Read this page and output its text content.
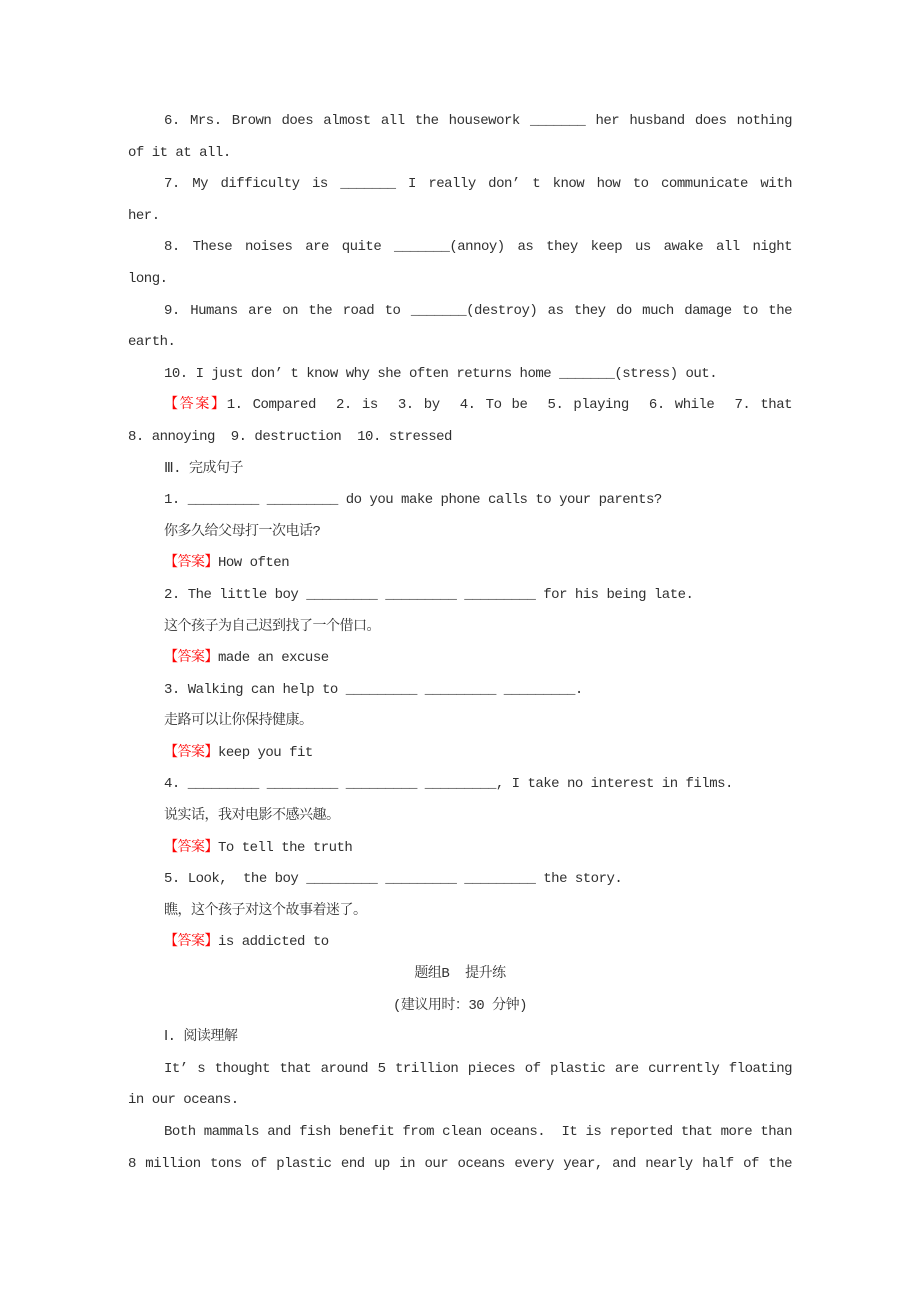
6. Mrs. Brown does almost all the housework _______ her husband does nothing
of it at all.
7. My difficulty is _______ I really don’ t know how to communicate with
her.
8. These noises are quite _______(annoy) as they keep us awake all night
long.
9. Humans are on the road to _______(destroy) as they do much damage to the
earth.
10. I just don’ t know why she often returns home _______(stress) out.
【答案】1. Compared  2. is  3. by  4. To be  5. playing  6. while  7. that
8. annoying  9. destruction  10. stressed
Ⅲ. 完成句子
1. _________ _________ do you make phone calls to your parents?
你多久给父母打一次电话?
【答案】How often
2. The little boy _________ _________ _________ for his being late.
这个孩子为自己迟到找了一个借口。
【答案】made an excuse
3. Walking can help to _________ _________ _________.
走路可以让你保持健康。
【答案】keep you fit
4. _________ _________ _________ _________, I take no interest in films.
说实话，我对电影不感兴趣。
【答案】To tell the truth
5. Look,  the boy _________ _________ _________ the story.
瞧，这个孩子对这个故事着迷了。
【答案】is addicted to
题组B  提升练
(建议用时：30 分钟)
Ⅰ. 阅读理解
It’ s thought that around 5 trillion pieces of plastic are currently floating
in our oceans.
Both mammals and fish benefit from clean oceans.  It is reported that more than
8 million tons of plastic end up in our oceans every year, and nearly half of the
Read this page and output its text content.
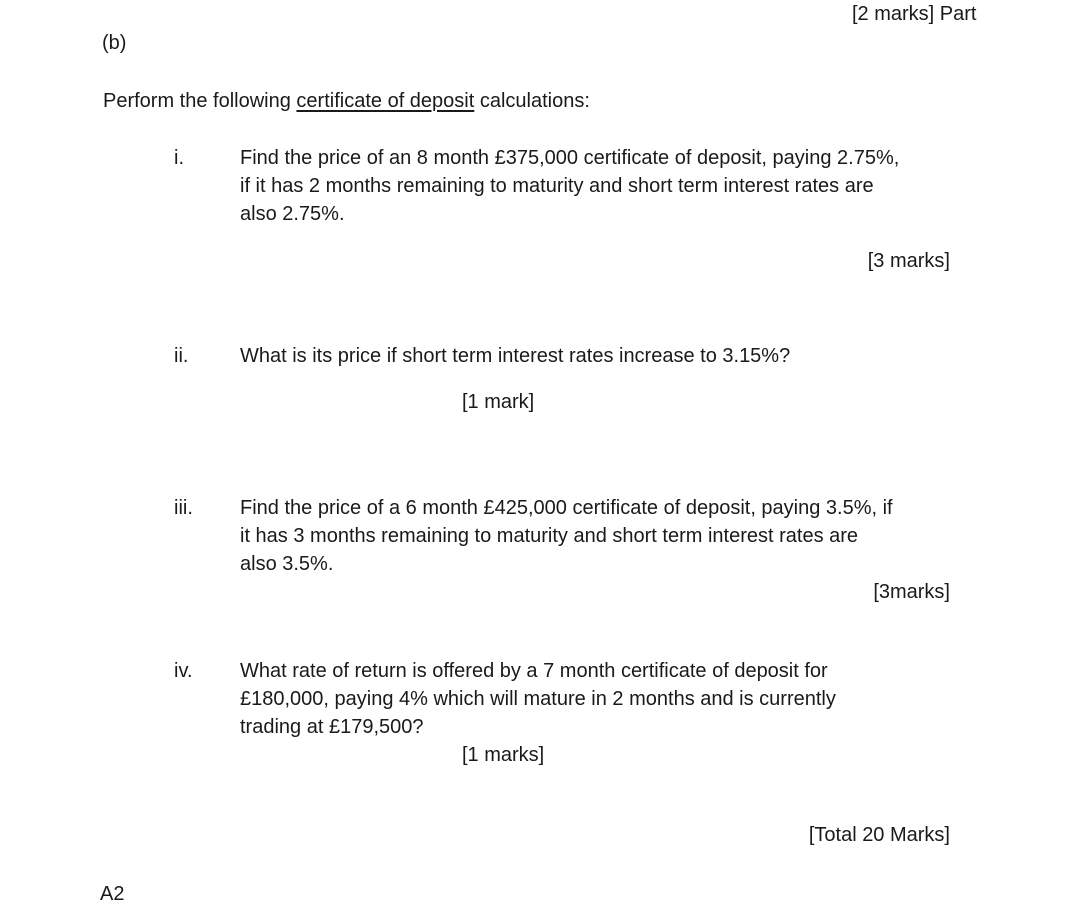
[2 marks] Part
(b)
Perform the following certificate of deposit calculations:
i.	Find the price of an 8 month £375,000 certificate of deposit, paying 2.75%,
if it has 2 months remaining to maturity and short term interest rates are
also 2.75%.
[3 marks]
ii.	What is its price if short term interest rates increase to 3.15%?
[1 mark]
iii. Find the price of a 6 month £425,000 certificate of deposit, paying 3.5%, if
it has 3 months remaining to maturity and short term interest rates are
also 3.5%.
[3marks]
iv. What rate of return is offered by a 7 month certificate of deposit for
£180,000, paying 4% which will mature in 2 months and is currently
trading at £179,500?
[1 marks]
[Total 20 Marks]
A2
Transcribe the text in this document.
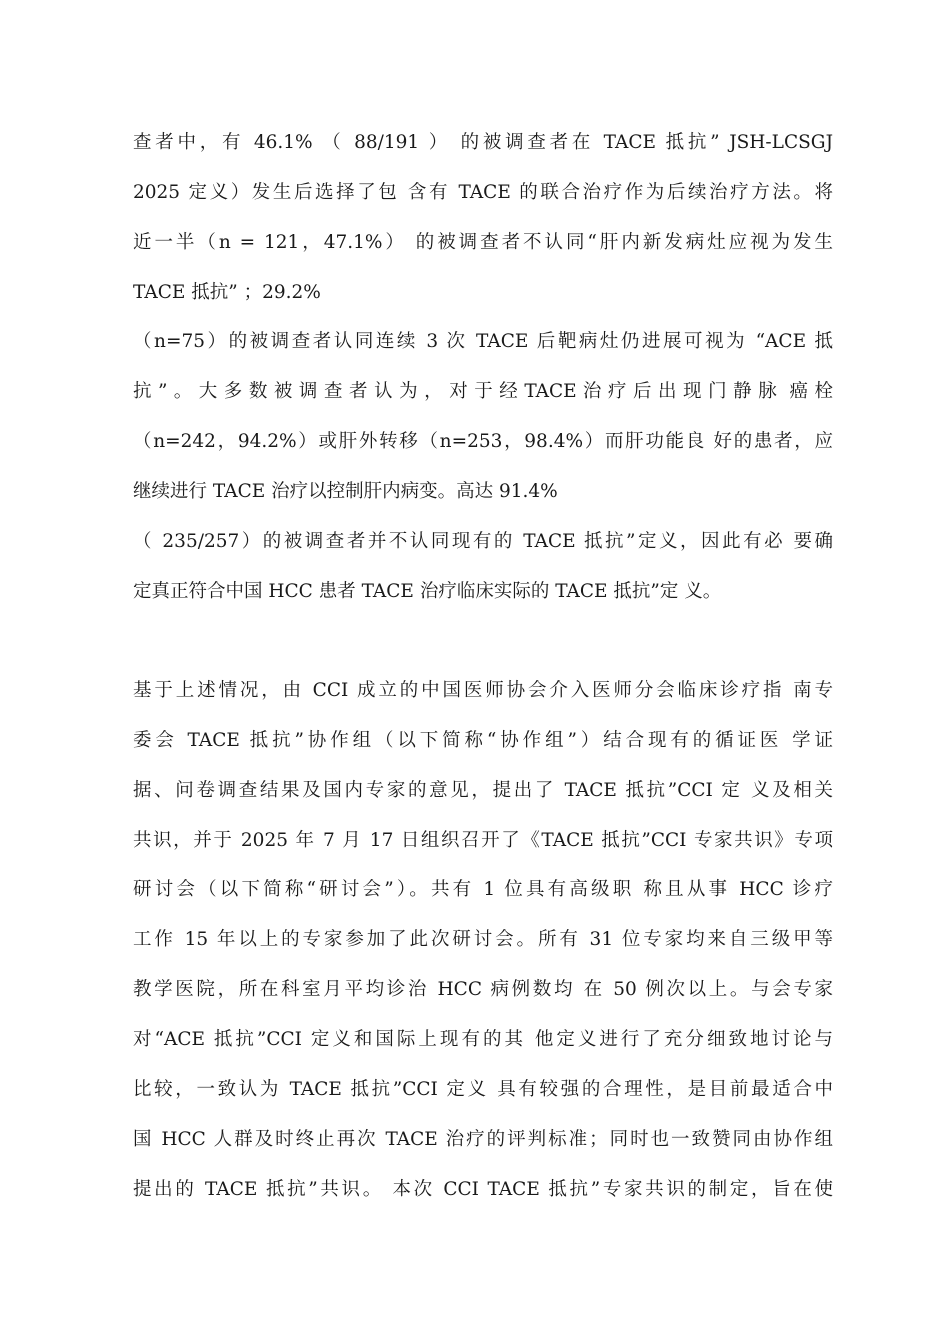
查者中，有 46.1% （ 88/191 ） 的被调查者在 TACE 抵抗” JSH-LCSGJ
2025 定义）发生后选择了包 含有 TACE 的联合治疗作为后续治疗方法。将
近一半（n = 121，47.1%） 的被调查者不认同“肝内新发病灶应视为发生
TACE 抵抗” ；29.2%
（n=75）的被调查者认同连续 3 次 TACE 后靶病灶仍进展可视为 “ACE 抵
抗 ” 。 大 多 数 被 调 查 者 认 为 ， 对 于 经 TACE 治 疗 后 出 现 门 静 脉  癌 栓
（n=242，94.2%）或肝外转移（n=253，98.4%）而肝功能良 好的患者，应
继续进行 TACE 治疗以控制肝内病变。高达 91.4%
（ 235/257）的被调查者并不认同现有的 TACE 抵抗”定义，因此有必 要确
定真正符合中国 HCC 患者 TACE 治疗临床实际的 TACE 抵抗”定 义。
基于上述情况，由 CCI 成立的中国医师协会介入医师分会临床诊疗指 南专
委会 TACE 抵抗”协作组（以下简称“协作组”）结合现有的循证医 学证
据、问卷调查结果及国内专家的意见，提出了 TACE 抵抗”CCI 定 义及相关
共识，并于 2025 年 7 月 17 日组织召开了《TACE 抵抗”CCI 专家共识》专项
研讨会（以下简称“研讨会”）。共有 1 位具有高级职 称且从事 HCC 诊疗
工作 15 年以上的专家参加了此次研讨会。所有 31 位专家均来自三级甲等
教学医院，所在科室月平均诊治 HCC 病例数均 在 50 例次以上。与会专家
对“ACE 抵抗”CCI 定义和国际上现有的其 他定义进行了充分细致地讨论与
比较，一致认为 TACE 抵抗”CCI 定义 具有较强的合理性，是目前最适合中
国 HCC 人群及时终止再次 TACE 治疗的评判标准；同时也一致赞同由协作组
提出的 TACE 抵抗”共识。 本次 CCI TACE 抵抗”专家共识的制定，旨在使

========================

Repeat the records above verbatim, with no pictures in the result.

Exercise response |
Read this page and output its text content.
6. Mrs. Brown does almost all the housework _______ her husband does nothing
of it at all.
7. My difficulty is _______ I really don’ t know how to communicate with
her.
8. These noises are quite _______(annoy) as they keep us awake all night
long.
9. Humans are on the road to _______(destroy) as they do much damage to the
earth.
10. I just don’ t know why she often returns home _______(stress) out.
【答案】1. Compared  2. is  3. by  4. To be  5. playing  6. while  7. that
8. annoying  9. destruction  10. stressed
Ⅲ. 完成句子
1. _________ _________ do you make phone calls to your parents?
你多久给父母打一次电话?
【答案】How often
2. The little boy _________ _________ _________ for his being late.
这个孩子为自己迟到找了一个借口。
【答案】made an excuse
3. Walking can help to _________ _________ _________.
走路可以让你保持健康。
【答案】keep you fit
4. _________ _________ _________ _________, I take no interest in films.
说实话，我对电影不感兴趣。
【答案】To tell the truth
5. Look,  the boy _________ _________ _________ the story.
瞧，这个孩子对这个故事着迷了。
【答案】is addicted to
题组B  提升练
(建议用时：30 分钟)
Ⅰ. 阅读理解
It’ s thought that around 5 trillion pieces of plastic are currently floating
in our oceans.
Both mammals and fish benefit from clean oceans.  It is reported that more than
8 million tons of plastic end up in our oceans every year, and nearly half of the
Read this page and output its text content.
[2 marks] Part
(b)
Perform the following certificate of deposit calculations:
i.	Find the price of an 8 month £375,000 certificate of deposit, paying 2.75%,
if it has 2 months remaining to maturity and short term interest rates are
also 2.75%.
[3 marks]
ii.	What is its price if short term interest rates increase to 3.15%?
[1 mark]
iii. Find the price of a 6 month £425,000 certificate of deposit, paying 3.5%, if
it has 3 months remaining to maturity and short term interest rates are
also 3.5%.
[3marks]
iv. What rate of return is offered by a 7 month certificate of deposit for
£180,000, paying 4% which will mature in 2 months and is currently
trading at £179,500?
[1 marks]
[Total 20 Marks]
A2
Transcribe the text in this document.
查者中，有 46.1% （ 88/191 ） 的被调查者在 TACE 抵抗” JSH-LCSGJ
2025 定义）发生后选择了包 含有 TACE 的联合治疗作为后续治疗方法。将
近一半（n = 121，47.1%） 的被调查者不认同“肝内新发病灶应视为发生
TACE 抵抗” ；29.2%
（n=75）的被调查者认同连续 3 次 TACE 后靶病灶仍进展可视为 “ACE 抵
抗 ” 。 大 多 数 被 调 查 者 认 为 ， 对 于 经 TACE 治 疗 后 出 现 门 静 脉  癌 栓
（n=242，94.2%）或肝外转移（n=253，98.4%）而肝功能良 好的患者，应
继续进行 TACE 治疗以控制肝内病变。高达 91.4%
（ 235/257）的被调查者并不认同现有的 TACE 抵抗”定义，因此有必 要确
定真正符合中国 HCC 患者 TACE 治疗临床实际的 TACE 抵抗”定 义。
基于上述情况，由 CCI 成立的中国医师协会介入医师分会临床诊疗指 南专
委会 TACE 抵抗”协作组（以下简称“协作组”）结合现有的循证医 学证
据、问卷调查结果及国内专家的意见，提出了 TACE 抵抗”CCI 定 义及相关
共识，并于 2025 年 7 月 17 日组织召开了《TACE 抵抗”CCI 专家共识》专项
研讨会（以下简称“研讨会”）。共有 1 位具有高级职 称且从事 HCC 诊疗
工作 15 年以上的专家参加了此次研讨会。所有 31 位专家均来自三级甲等
教学医院，所在科室月平均诊治 HCC 病例数均 在 50 例次以上。与会专家
对“ACE 抵抗”CCI 定义和国际上现有的其 他定义进行了充分细致地讨论与
比较，一致认为 TACE 抵抗”CCI 定义 具有较强的合理性，是目前最适合中
国 HCC 人群及时终止再次 TACE 治疗的评判标准；同时也一致赞同由协作组
提出的 TACE 抵抗”共识。 本次 CCI TACE 抵抗”专家共识的制定，旨在使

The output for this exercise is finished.